* **PROMPT**:
Take each line containing "Organizacja" and report it exactly as written.

* **SUPPLIED MATERIAL**:

Begin

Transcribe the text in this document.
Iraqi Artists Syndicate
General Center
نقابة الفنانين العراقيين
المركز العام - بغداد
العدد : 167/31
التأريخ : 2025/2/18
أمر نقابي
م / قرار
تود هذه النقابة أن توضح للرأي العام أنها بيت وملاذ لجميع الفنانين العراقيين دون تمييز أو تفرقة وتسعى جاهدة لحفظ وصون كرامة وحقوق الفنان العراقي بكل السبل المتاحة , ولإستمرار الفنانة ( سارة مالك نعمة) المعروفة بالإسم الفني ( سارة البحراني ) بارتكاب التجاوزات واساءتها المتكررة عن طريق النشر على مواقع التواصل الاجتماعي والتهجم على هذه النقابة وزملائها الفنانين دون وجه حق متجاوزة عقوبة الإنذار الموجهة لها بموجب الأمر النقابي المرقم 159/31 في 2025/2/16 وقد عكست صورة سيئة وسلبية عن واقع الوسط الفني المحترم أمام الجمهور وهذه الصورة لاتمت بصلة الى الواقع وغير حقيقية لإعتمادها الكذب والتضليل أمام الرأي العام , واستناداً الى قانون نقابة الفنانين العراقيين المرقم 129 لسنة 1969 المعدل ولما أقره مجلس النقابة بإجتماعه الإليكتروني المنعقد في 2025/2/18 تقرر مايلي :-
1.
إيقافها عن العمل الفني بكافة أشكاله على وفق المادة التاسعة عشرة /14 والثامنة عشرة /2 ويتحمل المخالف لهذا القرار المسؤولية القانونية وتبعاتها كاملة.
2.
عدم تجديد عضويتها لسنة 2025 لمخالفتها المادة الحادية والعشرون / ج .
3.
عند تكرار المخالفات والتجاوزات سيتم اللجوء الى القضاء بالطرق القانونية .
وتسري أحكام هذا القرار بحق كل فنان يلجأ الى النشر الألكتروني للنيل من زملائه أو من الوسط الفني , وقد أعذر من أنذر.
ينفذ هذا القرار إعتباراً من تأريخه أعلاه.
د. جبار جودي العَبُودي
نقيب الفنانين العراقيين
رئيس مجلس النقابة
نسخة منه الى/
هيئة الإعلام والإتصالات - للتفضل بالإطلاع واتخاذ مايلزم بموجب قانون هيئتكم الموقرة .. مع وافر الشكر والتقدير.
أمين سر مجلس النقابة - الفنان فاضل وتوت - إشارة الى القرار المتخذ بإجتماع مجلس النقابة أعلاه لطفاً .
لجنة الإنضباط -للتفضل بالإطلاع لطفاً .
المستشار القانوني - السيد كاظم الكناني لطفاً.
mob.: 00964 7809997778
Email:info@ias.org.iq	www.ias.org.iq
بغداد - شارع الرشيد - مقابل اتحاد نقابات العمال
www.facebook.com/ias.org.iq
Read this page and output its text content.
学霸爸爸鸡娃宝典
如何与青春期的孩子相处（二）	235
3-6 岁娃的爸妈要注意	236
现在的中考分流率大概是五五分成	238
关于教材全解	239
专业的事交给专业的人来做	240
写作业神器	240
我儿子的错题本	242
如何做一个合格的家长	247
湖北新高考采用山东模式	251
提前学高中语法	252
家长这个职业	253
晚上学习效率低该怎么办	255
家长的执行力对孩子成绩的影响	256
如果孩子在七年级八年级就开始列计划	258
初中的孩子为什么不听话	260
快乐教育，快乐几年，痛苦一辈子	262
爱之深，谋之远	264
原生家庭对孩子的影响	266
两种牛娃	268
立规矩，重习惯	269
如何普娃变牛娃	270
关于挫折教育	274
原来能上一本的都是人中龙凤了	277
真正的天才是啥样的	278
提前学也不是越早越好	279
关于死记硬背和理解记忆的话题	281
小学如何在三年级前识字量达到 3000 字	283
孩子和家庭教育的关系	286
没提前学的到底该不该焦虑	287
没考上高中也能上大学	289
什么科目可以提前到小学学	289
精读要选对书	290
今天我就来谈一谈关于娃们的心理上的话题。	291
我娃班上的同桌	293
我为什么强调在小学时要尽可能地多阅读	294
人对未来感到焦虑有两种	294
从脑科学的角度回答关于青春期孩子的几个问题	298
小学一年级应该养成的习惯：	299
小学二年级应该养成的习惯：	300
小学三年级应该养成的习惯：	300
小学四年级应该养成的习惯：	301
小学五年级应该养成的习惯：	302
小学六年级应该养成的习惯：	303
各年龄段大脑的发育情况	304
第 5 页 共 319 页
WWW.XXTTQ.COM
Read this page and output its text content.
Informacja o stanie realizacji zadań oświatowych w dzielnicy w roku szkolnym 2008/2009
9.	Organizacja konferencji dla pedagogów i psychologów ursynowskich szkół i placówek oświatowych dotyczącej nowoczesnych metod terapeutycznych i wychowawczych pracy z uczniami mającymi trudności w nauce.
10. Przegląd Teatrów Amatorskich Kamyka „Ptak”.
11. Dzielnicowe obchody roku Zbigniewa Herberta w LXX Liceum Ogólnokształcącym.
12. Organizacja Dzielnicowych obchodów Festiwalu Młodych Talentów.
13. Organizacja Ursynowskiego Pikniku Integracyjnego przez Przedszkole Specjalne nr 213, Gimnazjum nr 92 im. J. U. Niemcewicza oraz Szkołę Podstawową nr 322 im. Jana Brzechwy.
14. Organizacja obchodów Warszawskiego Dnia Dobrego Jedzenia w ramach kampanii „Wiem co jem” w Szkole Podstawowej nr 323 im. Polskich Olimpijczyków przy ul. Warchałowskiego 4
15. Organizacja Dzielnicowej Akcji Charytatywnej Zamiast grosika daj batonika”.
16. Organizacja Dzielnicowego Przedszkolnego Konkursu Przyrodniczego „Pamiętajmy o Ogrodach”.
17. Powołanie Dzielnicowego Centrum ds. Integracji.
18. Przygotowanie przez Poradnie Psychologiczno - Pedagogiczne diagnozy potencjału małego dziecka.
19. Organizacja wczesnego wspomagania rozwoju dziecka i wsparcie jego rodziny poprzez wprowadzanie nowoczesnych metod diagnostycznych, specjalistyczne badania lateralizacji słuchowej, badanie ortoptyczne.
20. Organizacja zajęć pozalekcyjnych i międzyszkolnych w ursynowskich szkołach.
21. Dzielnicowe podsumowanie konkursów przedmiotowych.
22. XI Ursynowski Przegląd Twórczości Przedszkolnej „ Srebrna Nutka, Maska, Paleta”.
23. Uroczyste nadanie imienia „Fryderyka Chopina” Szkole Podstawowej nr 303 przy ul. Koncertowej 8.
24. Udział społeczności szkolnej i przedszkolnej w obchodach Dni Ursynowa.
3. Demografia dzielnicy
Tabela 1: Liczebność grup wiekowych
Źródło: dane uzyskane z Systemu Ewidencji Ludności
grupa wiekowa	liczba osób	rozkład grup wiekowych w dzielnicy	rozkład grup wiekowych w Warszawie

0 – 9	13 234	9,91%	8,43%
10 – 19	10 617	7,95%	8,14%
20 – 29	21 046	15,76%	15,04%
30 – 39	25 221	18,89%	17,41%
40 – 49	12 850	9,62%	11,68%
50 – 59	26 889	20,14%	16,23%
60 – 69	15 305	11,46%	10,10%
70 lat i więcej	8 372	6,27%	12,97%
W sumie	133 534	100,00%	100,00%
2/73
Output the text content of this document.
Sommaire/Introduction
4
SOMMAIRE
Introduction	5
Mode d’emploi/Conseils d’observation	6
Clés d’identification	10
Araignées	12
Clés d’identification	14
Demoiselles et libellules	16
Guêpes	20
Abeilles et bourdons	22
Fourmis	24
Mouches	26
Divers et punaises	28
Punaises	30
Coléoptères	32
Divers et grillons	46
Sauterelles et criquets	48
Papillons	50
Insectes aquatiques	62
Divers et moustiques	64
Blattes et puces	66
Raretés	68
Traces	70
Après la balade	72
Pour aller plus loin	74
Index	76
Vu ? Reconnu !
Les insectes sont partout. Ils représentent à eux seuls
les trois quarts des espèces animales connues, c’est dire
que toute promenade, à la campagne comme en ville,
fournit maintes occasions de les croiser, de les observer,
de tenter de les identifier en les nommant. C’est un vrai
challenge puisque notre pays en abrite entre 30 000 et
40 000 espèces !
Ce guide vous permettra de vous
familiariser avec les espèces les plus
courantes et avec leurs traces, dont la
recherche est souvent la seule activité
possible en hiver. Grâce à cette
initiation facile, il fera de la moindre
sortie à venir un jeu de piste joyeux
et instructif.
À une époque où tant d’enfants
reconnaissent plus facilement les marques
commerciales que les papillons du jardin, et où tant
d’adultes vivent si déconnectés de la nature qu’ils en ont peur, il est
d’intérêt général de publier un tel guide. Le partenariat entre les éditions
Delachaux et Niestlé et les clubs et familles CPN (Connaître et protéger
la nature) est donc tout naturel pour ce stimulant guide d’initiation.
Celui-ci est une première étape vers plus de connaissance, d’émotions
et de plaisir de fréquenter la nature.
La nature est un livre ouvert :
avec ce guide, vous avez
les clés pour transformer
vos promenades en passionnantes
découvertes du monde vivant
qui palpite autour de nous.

End

* **FULL ANSWER**:
9.	Organizacja konferencji dla pedagogów i psychologów ursynowskich szkół i placówek oświatowych dotyczącej nowoczesnych metod terapeutycznych i wychowawczych pracy z uczniami mającymi trudności w nauce.
12. Organizacja Dzielnicowych obchodów Festiwalu Młodych Talentów.
13. Organizacja Ursynowskiego Pikniku Integracyjnego przez Przedszkole Specjalne nr 213, Gimnazjum nr 92 im. J. U. Niemcewicza oraz Szkołę Podstawową nr 322 im. Jana Brzechwy.
14. Organizacja obchodów Warszawskiego Dnia Dobrego Jedzenia w ramach kampanii „Wiem co jem” w Szkole Podstawowej nr 323 im. Polskich Olimpijczyków przy ul. Warchałowskiego 4
15. Organizacja Dzielnicowej Akcji Charytatywnej Zamiast grosika daj batonika”.
16. Organizacja Dzielnicowego Przedszkolnego Konkursu Przyrodniczego „Pamiętajmy o Ogrodach”.
19. Organizacja wczesnego wspomagania rozwoju dziecka i wsparcie jego rodziny poprzez wprowadzanie nowoczesnych metod diagnostycznych, specjalistyczne badania lateralizacji słuchowej, badanie ortoptyczne.
20. Organizacja zajęć pozalekcyjnych i międzyszkolnych w ursynowskich szkołach.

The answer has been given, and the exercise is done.